WRITTEN TASK: Repeat every record below exactly as written.

** start **

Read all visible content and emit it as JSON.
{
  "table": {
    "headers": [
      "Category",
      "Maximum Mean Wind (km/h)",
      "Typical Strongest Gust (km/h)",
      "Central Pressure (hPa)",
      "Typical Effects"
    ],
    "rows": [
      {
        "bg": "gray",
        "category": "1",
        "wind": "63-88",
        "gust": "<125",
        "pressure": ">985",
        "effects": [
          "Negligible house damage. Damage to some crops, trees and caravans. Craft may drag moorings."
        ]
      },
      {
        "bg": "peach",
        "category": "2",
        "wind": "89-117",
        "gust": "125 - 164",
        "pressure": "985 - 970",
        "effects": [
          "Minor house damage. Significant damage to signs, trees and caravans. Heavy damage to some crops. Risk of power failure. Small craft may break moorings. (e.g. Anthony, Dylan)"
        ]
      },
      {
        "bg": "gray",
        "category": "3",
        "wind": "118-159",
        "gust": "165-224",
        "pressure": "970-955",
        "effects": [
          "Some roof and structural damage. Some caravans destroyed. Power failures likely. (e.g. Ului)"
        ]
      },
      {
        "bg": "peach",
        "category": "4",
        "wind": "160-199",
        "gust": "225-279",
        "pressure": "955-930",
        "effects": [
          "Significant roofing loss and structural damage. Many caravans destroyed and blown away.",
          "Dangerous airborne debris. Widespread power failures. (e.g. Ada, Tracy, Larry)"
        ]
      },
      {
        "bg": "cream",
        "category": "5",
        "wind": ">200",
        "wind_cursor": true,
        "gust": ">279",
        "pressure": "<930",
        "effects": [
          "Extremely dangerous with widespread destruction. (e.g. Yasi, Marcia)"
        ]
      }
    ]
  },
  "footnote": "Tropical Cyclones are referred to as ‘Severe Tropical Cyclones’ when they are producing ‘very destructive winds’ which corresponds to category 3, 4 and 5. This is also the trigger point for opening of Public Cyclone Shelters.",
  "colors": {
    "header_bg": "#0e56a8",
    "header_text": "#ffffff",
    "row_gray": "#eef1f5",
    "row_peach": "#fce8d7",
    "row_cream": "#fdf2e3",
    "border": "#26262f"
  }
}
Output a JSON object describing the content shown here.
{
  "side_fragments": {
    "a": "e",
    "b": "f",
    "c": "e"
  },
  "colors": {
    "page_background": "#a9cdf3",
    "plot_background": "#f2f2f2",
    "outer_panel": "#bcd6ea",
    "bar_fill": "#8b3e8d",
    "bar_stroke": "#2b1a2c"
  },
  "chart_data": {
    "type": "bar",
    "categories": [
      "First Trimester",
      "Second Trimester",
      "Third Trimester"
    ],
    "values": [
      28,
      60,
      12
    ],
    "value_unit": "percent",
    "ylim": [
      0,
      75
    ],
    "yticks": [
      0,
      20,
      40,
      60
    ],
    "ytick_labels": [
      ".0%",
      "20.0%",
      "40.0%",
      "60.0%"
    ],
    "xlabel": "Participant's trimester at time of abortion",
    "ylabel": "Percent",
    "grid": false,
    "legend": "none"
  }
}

** end **

TASK OUTPUT:
Read all visible content and emit it as JSON.
{
  "table": {
    "headers": [
      "Category",
      "Maximum Mean Wind (km/h)",
      "Typical Strongest Gust (km/h)",
      "Central Pressure (hPa)",
      "Typical Effects"
    ],
    "rows": [
      {
        "bg": "gray",
        "category": "1",
        "wind": "63-88",
        "gust": "<125",
        "pressure": ">985",
        "effects": [
          "Negligible house damage. Damage to some crops, trees and caravans. Craft may drag moorings."
        ]
      },
      {
        "bg": "peach",
        "category": "2",
        "wind": "89-117",
        "gust": "125 - 164",
        "pressure": "985 - 970",
        "effects": [
          "Minor house damage. Significant damage to signs, trees and caravans. Heavy damage to some crops. Risk of power failure. Small craft may break moorings. (e.g. Anthony, Dylan)"
        ]
      },
      {
        "bg": "gray",
        "category": "3",
        "wind": "118-159",
        "gust": "165-224",
        "pressure": "970-955",
        "effects": [
          "Some roof and structural damage. Some caravans destroyed. Power failures likely. (e.g. Ului)"
        ]
      },
      {
        "bg": "peach",
        "category": "4",
        "wind": "160-199",
        "gust": "225-279",
        "pressure": "955-930",
        "effects": [
          "Significant roofing loss and structural damage. Many caravans destroyed and blown away.",
          "Dangerous airborne debris. Widespread power failures. (e.g. Ada, Tracy, Larry)"
        ]
      },
      {
        "bg": "cream",
        "category": "5",
        "wind": ">200",
        "wind_cursor": true,
        "gust": ">279",
        "pressure": "<930",
        "effects": [
          "Extremely dangerous with widespread destruction. (e.g. Yasi, Marcia)"
        ]
      }
    ]
  },
  "footnote": "Tropical Cyclones are referred to as ‘Severe Tropical Cyclones’ when they are producing ‘very destructive winds’ which corresponds to category 3, 4 and 5. This is also the trigger point for opening of Public Cyclone Shelters.",
  "colors": {
    "header_bg": "#0e56a8",
    "header_text": "#ffffff",
    "row_gray": "#eef1f5",
    "row_peach": "#fce8d7",
    "row_cream": "#fdf2e3",
    "border": "#26262f"
  }
}
Output a JSON object describing the content shown here.
{
  "side_fragments": {
    "a": "e",
    "b": "f",
    "c": "e"
  },
  "colors": {
    "page_background": "#a9cdf3",
    "plot_background": "#f2f2f2",
    "outer_panel": "#bcd6ea",
    "bar_fill": "#8b3e8d",
    "bar_stroke": "#2b1a2c"
  },
  "chart_data": {
    "type": "bar",
    "categories": [
      "First Trimester",
      "Second Trimester",
      "Third Trimester"
    ],
    "values": [
      28,
      60,
      12
    ],
    "value_unit": "percent",
    "ylim": [
      0,
      75
    ],
    "yticks": [
      0,
      20,
      40,
      60
    ],
    "ytick_labels": [
      ".0%",
      "20.0%",
      "40.0%",
      "60.0%"
    ],
    "xlabel": "Participant's trimester at time of abortion",
    "ylabel": "Percent",
    "grid": false,
    "legend": "none"
  }
}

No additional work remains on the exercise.